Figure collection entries
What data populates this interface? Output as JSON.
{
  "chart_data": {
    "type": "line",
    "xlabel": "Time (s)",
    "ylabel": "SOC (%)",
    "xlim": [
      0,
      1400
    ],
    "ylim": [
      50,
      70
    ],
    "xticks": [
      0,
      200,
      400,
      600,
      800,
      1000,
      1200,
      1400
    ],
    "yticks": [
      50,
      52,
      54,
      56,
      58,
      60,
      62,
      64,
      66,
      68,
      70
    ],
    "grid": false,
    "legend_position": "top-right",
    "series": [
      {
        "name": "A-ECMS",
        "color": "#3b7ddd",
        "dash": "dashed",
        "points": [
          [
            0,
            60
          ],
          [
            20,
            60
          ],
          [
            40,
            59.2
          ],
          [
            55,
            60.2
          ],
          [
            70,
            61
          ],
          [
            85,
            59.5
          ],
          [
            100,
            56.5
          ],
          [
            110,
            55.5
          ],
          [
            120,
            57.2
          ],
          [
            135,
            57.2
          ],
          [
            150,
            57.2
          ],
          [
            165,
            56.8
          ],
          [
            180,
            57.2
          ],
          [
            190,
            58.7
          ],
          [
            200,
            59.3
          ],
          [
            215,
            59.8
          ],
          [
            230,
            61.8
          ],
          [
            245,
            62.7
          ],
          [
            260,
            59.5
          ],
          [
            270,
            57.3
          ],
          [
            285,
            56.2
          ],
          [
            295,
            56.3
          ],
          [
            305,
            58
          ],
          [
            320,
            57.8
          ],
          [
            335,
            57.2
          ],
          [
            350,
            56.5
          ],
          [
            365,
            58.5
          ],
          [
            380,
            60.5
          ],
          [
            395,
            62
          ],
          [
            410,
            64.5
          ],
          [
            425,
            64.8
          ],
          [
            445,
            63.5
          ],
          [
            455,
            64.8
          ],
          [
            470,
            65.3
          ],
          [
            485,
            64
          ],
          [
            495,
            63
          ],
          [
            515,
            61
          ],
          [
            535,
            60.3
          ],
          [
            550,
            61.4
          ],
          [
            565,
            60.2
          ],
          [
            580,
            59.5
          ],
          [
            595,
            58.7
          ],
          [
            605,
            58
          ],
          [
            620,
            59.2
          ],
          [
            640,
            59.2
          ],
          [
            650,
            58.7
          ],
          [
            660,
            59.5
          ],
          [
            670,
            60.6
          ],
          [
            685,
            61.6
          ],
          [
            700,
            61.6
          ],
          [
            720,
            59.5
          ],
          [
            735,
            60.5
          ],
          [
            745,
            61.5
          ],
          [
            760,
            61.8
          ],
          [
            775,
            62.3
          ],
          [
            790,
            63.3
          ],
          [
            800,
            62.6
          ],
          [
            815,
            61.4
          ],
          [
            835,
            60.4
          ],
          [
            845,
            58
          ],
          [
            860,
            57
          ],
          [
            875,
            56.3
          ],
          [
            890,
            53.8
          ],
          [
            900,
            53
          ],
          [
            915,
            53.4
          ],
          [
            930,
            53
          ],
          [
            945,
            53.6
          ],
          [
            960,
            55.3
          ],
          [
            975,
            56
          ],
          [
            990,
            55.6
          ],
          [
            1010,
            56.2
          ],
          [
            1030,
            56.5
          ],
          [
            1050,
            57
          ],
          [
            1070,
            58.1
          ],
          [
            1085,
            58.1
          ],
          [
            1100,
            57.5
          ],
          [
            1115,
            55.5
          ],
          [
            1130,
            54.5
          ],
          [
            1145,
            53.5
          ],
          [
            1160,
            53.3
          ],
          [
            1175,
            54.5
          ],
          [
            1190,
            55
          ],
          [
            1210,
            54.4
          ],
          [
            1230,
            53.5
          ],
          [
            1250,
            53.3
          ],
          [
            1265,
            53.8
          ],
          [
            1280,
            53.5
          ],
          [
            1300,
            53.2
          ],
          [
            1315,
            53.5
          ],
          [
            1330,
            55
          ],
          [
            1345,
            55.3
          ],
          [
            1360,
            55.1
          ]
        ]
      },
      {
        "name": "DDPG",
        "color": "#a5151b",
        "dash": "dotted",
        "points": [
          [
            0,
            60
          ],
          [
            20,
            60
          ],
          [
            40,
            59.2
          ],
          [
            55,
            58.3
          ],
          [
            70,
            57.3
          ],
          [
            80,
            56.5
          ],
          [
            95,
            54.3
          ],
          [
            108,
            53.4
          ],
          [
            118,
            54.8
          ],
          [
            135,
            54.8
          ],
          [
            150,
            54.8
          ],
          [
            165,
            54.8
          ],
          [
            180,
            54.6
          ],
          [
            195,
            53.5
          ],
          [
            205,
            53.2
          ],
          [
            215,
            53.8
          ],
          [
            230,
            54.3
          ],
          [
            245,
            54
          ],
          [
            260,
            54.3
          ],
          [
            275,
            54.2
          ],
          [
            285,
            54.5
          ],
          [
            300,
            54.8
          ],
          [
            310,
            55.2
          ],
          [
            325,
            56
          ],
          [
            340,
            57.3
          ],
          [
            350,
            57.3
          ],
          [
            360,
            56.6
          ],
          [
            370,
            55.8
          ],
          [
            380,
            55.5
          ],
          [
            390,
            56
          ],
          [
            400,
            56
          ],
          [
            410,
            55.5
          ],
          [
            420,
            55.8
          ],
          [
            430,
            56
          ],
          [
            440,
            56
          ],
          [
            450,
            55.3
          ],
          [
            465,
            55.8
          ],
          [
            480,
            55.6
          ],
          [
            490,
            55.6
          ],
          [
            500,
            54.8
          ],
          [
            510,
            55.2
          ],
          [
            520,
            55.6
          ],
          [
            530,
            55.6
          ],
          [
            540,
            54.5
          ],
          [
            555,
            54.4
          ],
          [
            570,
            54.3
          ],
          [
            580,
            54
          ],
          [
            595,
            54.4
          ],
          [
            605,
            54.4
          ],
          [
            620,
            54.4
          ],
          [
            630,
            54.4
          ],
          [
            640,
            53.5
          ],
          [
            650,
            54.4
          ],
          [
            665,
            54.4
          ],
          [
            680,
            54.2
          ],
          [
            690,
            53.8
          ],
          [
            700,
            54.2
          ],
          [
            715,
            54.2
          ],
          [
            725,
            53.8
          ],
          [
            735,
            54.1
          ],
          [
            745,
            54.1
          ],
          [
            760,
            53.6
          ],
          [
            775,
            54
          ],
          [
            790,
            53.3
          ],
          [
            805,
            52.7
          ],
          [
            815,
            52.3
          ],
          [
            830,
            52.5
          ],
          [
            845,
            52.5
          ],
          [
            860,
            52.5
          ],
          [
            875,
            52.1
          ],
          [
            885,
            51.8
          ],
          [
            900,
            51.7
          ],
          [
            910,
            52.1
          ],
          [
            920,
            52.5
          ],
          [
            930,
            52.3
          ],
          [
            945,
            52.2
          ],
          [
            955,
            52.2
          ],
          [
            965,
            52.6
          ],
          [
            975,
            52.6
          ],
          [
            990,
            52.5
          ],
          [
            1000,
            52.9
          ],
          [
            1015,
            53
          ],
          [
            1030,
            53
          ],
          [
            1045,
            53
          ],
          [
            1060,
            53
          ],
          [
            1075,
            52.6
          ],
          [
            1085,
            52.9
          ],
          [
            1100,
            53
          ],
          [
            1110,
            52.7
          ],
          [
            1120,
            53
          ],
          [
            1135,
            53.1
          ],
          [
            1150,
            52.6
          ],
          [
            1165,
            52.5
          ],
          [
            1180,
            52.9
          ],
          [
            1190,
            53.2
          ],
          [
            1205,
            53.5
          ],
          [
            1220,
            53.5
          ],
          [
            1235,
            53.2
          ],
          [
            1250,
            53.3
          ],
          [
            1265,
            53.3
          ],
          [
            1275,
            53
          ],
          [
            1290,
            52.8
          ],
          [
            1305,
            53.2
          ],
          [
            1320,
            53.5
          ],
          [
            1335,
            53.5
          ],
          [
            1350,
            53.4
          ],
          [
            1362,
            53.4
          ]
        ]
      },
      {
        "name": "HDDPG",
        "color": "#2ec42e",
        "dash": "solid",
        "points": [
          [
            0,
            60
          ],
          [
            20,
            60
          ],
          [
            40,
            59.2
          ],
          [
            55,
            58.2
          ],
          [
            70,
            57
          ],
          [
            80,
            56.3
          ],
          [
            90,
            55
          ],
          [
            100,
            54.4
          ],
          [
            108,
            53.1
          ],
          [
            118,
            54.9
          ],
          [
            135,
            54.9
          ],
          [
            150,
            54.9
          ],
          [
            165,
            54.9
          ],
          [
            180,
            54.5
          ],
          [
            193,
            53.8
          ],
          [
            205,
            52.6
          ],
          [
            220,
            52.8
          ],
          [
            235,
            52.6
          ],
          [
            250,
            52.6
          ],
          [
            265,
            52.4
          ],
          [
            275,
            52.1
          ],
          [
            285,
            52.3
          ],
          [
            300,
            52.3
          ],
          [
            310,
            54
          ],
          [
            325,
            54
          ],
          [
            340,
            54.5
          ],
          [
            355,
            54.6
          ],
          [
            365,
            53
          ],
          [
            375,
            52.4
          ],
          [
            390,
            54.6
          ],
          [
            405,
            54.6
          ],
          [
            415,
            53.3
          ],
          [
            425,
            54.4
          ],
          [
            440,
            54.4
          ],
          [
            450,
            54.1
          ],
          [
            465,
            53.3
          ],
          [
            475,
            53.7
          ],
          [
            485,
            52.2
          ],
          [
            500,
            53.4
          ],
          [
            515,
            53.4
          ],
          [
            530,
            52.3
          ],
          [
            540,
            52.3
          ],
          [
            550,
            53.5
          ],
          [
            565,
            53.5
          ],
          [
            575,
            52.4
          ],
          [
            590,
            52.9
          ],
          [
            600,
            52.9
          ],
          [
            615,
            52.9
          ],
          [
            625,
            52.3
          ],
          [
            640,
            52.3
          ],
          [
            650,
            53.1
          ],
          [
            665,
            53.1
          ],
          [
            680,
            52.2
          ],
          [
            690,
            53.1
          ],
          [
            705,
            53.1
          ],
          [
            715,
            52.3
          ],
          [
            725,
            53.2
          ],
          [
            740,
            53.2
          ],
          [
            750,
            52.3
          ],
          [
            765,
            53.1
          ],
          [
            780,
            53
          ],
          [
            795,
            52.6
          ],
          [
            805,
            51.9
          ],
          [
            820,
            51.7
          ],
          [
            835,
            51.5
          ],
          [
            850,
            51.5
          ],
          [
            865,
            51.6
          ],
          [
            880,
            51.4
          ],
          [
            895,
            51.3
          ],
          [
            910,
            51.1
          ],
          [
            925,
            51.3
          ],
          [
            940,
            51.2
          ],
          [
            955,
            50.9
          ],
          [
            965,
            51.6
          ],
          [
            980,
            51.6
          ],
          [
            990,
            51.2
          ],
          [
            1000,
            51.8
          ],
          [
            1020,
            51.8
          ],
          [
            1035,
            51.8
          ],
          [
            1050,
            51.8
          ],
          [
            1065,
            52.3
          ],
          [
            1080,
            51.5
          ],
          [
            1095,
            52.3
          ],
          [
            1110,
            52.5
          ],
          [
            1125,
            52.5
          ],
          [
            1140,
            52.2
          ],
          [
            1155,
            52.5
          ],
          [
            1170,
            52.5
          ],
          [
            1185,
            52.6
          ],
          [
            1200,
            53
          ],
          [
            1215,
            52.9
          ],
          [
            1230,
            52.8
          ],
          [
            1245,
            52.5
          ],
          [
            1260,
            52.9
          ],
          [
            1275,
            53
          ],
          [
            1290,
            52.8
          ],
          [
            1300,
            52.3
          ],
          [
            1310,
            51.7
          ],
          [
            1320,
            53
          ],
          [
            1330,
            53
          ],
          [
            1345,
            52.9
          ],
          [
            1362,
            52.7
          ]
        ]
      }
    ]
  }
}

- INSTRUCTIONS TO FOLLOW
Scan the listing above for the word "color" and show each line where it is found.

- ANSWER IN FULL
        "color": "#3b7ddd",
        "color": "#a5151b",
        "color": "#2ec42e",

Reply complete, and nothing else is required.